**Data shown:**

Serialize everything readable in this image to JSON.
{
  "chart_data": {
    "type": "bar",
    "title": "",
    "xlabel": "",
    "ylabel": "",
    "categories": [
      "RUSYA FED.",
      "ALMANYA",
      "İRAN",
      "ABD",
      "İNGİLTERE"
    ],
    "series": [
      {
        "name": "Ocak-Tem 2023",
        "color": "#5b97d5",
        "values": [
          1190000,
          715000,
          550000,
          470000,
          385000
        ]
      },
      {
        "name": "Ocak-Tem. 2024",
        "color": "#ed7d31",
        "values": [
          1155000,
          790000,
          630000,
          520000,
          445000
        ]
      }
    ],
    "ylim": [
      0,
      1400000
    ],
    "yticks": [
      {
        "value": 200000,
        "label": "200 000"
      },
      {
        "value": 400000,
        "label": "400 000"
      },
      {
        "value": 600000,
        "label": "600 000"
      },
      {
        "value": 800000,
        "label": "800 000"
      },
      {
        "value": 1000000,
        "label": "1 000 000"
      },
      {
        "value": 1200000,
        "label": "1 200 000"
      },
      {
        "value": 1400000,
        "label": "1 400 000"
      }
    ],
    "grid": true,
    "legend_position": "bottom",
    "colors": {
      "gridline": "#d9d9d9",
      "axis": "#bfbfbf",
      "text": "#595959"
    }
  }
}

**Instructions for the task:** Copy every record above exactly as it appears.

**The completed task:**
Serialize everything readable in this image to JSON.
{
  "chart_data": {
    "type": "bar",
    "title": "",
    "xlabel": "",
    "ylabel": "",
    "categories": [
      "RUSYA FED.",
      "ALMANYA",
      "İRAN",
      "ABD",
      "İNGİLTERE"
    ],
    "series": [
      {
        "name": "Ocak-Tem 2023",
        "color": "#5b97d5",
        "values": [
          1190000,
          715000,
          550000,
          470000,
          385000
        ]
      },
      {
        "name": "Ocak-Tem. 2024",
        "color": "#ed7d31",
        "values": [
          1155000,
          790000,
          630000,
          520000,
          445000
        ]
      }
    ],
    "ylim": [
      0,
      1400000
    ],
    "yticks": [
      {
        "value": 200000,
        "label": "200 000"
      },
      {
        "value": 400000,
        "label": "400 000"
      },
      {
        "value": 600000,
        "label": "600 000"
      },
      {
        "value": 800000,
        "label": "800 000"
      },
      {
        "value": 1000000,
        "label": "1 000 000"
      },
      {
        "value": 1200000,
        "label": "1 200 000"
      },
      {
        "value": 1400000,
        "label": "1 400 000"
      }
    ],
    "grid": true,
    "legend_position": "bottom",
    "colors": {
      "gridline": "#d9d9d9",
      "axis": "#bfbfbf",
      "text": "#595959"
    }
  }
}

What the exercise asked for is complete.